* Exercise task *
Images must not appear in your copy; reproduce every other part of the records exactly.

# # # #

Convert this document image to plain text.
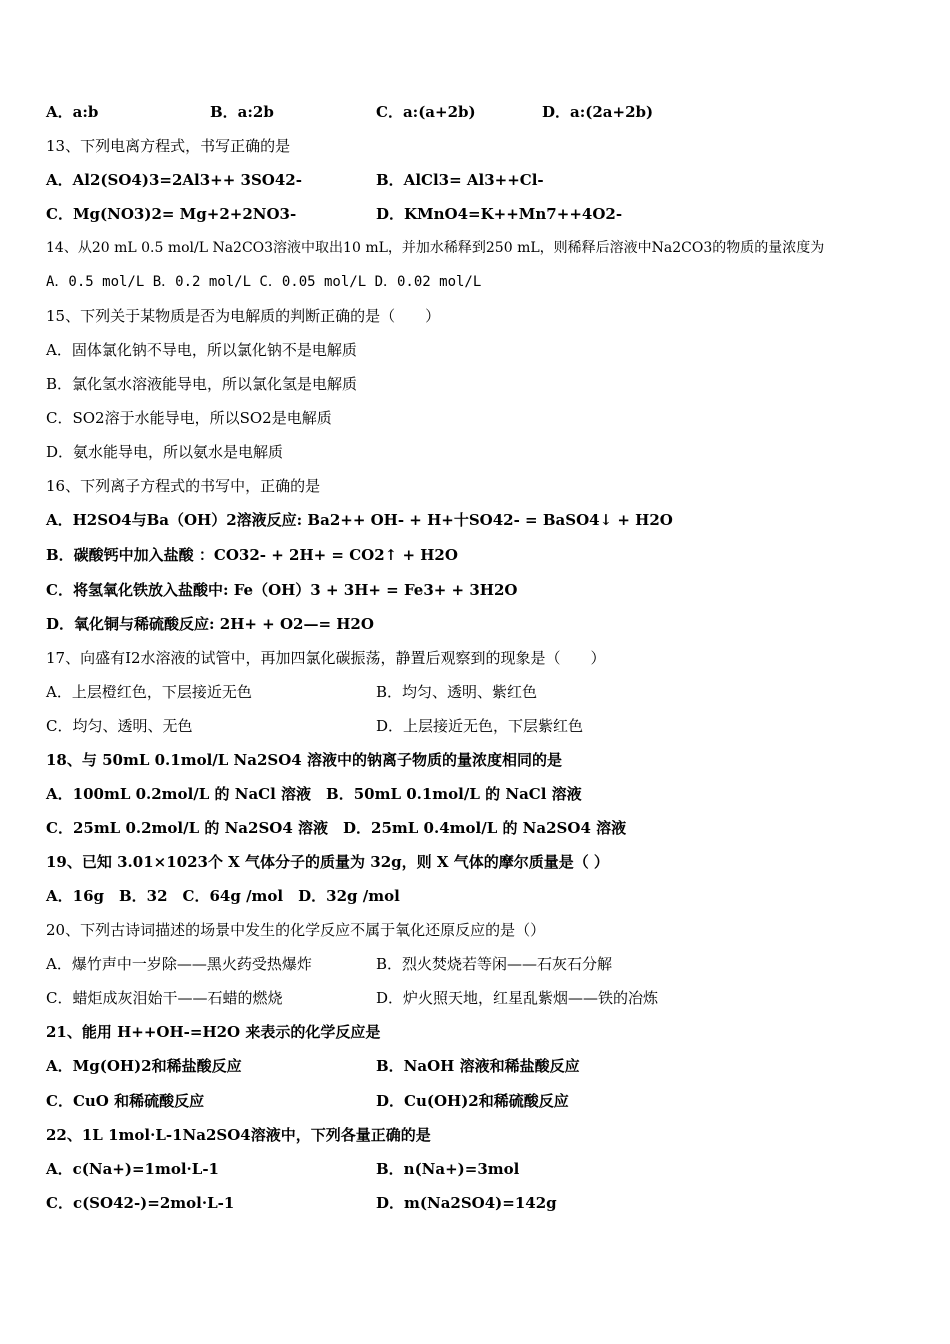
A．a:b	B．a:2b	C．a:(a+2b)	D．a:(2a+2b)
13、下列电离方程式，书写正确的是
A．Al2(SO4)3=2Al3++ 3SO42-	B．AlCl3= Al3++Cl-
C．Mg(NO3)2= Mg+2+2NO3-	D．KMnO4=K++Mn7++4O2-
14、从20 mL 0.5 mol/L Na2CO3溶液中取出10 mL，并加水稀释到250 mL，则稀释后溶液中Na2CO3的物质的量浓度为
A．0.5 mol/L B．0.2 mol/L C．0.05 mol/L D．0.02 mol/L
15、下列关于某物质是否为电解质的判断正确的是（　　）
A．固体氯化钠不导电，所以氯化钠不是电解质
B．氯化氢水溶液能导电，所以氯化氢是电解质
C．SO2溶于水能导电，所以SO2是电解质
D．氨水能导电，所以氨水是电解质
16、下列离子方程式的书写中，正确的是
A．H2SO4与Ba（OH）2溶液反应: Ba2++ OH- + H+十SO42- = BaSO4↓ + H2O
B．碳酸钙中加入盐酸 ：CO32- + 2H+ = CO2↑ + H2O
C．将氢氧化铁放入盐酸中: Fe（OH）3 + 3H+ = Fe3+ + 3H2O
D．氧化铜与稀硫酸反应: 2H+ + O2—= H2O
17、向盛有I2水溶液的试管中，再加四氯化碳振荡，静置后观察到的现象是（　　）
A．上层橙红色，下层接近无色	B．均匀、透明、紫红色
C．均匀、透明、无色	D．上层接近无色，下层紫红色
18、与 50mL 0.1mol/L Na2SO4 溶液中的钠离子物质的量浓度相同的是
A．100mL 0.2mol/L 的 NaCl 溶液　B．50mL 0.1mol/L 的 NaCl 溶液
C．25mL 0.2mol/L 的 Na2SO4 溶液　D．25mL 0.4mol/L 的 Na2SO4 溶液
19、已知 3.01×1023个 X 气体分子的质量为 32g，则 X 气体的摩尔质量是（ ）
A．16g　B．32　C．64g /mol　D．32g /mol
20、下列古诗词描述的场景中发生的化学反应不属于氧化还原反应的是（）
A．爆竹声中一岁除——黑火药受热爆炸	B．烈火焚烧若等闲——石灰石分解
C．蜡炬成灰泪始干——石蜡的燃烧	D．炉火照天地，红星乱紫烟——铁的冶炼
21、能用 H++OH-=H2O 来表示的化学反应是
A．Mg(OH)2和稀盐酸反应	B．NaOH 溶液和稀盐酸反应
C．CuO 和稀硫酸反应	D．Cu(OH)2和稀硫酸反应
22、1L 1mol·L-1Na2SO4溶液中，下列各量正确的是
A．c(Na+)=1mol·L-1	B．n(Na+)=3mol
C．c(SO42-)=2mol·L-1	D．m(Na2SO4)=142g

# # # #

* Response to this task *
Convert this document image to plain text.
A．a:b	B．a:2b	C．a:(a+2b)	D．a:(2a+2b)
13、下列电离方程式，书写正确的是
A．Al2(SO4)3=2Al3++ 3SO42-	B．AlCl3= Al3++Cl-
C．Mg(NO3)2= Mg+2+2NO3-	D．KMnO4=K++Mn7++4O2-
14、从20 mL 0.5 mol/L Na2CO3溶液中取出10 mL，并加水稀释到250 mL，则稀释后溶液中Na2CO3的物质的量浓度为
A．0.5 mol/L B．0.2 mol/L C．0.05 mol/L D．0.02 mol/L
15、下列关于某物质是否为电解质的判断正确的是（　　）
A．固体氯化钠不导电，所以氯化钠不是电解质
B．氯化氢水溶液能导电，所以氯化氢是电解质
C．SO2溶于水能导电，所以SO2是电解质
D．氨水能导电，所以氨水是电解质
16、下列离子方程式的书写中，正确的是
A．H2SO4与Ba（OH）2溶液反应: Ba2++ OH- + H+十SO42- = BaSO4↓ + H2O
B．碳酸钙中加入盐酸 ：CO32- + 2H+ = CO2↑ + H2O
C．将氢氧化铁放入盐酸中: Fe（OH）3 + 3H+ = Fe3+ + 3H2O
D．氧化铜与稀硫酸反应: 2H+ + O2—= H2O
17、向盛有I2水溶液的试管中，再加四氯化碳振荡，静置后观察到的现象是（　　）
A．上层橙红色，下层接近无色	B．均匀、透明、紫红色
C．均匀、透明、无色	D．上层接近无色，下层紫红色
18、与 50mL 0.1mol/L Na2SO4 溶液中的钠离子物质的量浓度相同的是
A．100mL 0.2mol/L 的 NaCl 溶液　B．50mL 0.1mol/L 的 NaCl 溶液
C．25mL 0.2mol/L 的 Na2SO4 溶液　D．25mL 0.4mol/L 的 Na2SO4 溶液
19、已知 3.01×1023个 X 气体分子的质量为 32g，则 X 气体的摩尔质量是（ ）
A．16g　B．32　C．64g /mol　D．32g /mol
20、下列古诗词描述的场景中发生的化学反应不属于氧化还原反应的是（）
A．爆竹声中一岁除——黑火药受热爆炸	B．烈火焚烧若等闲——石灰石分解
C．蜡炬成灰泪始干——石蜡的燃烧	D．炉火照天地，红星乱紫烟——铁的冶炼
21、能用 H++OH-=H2O 来表示的化学反应是
A．Mg(OH)2和稀盐酸反应	B．NaOH 溶液和稀盐酸反应
C．CuO 和稀硫酸反应	D．Cu(OH)2和稀硫酸反应
22、1L 1mol·L-1Na2SO4溶液中，下列各量正确的是
A．c(Na+)=1mol·L-1	B．n(Na+)=3mol
C．c(SO42-)=2mol·L-1	D．m(Na2SO4)=142g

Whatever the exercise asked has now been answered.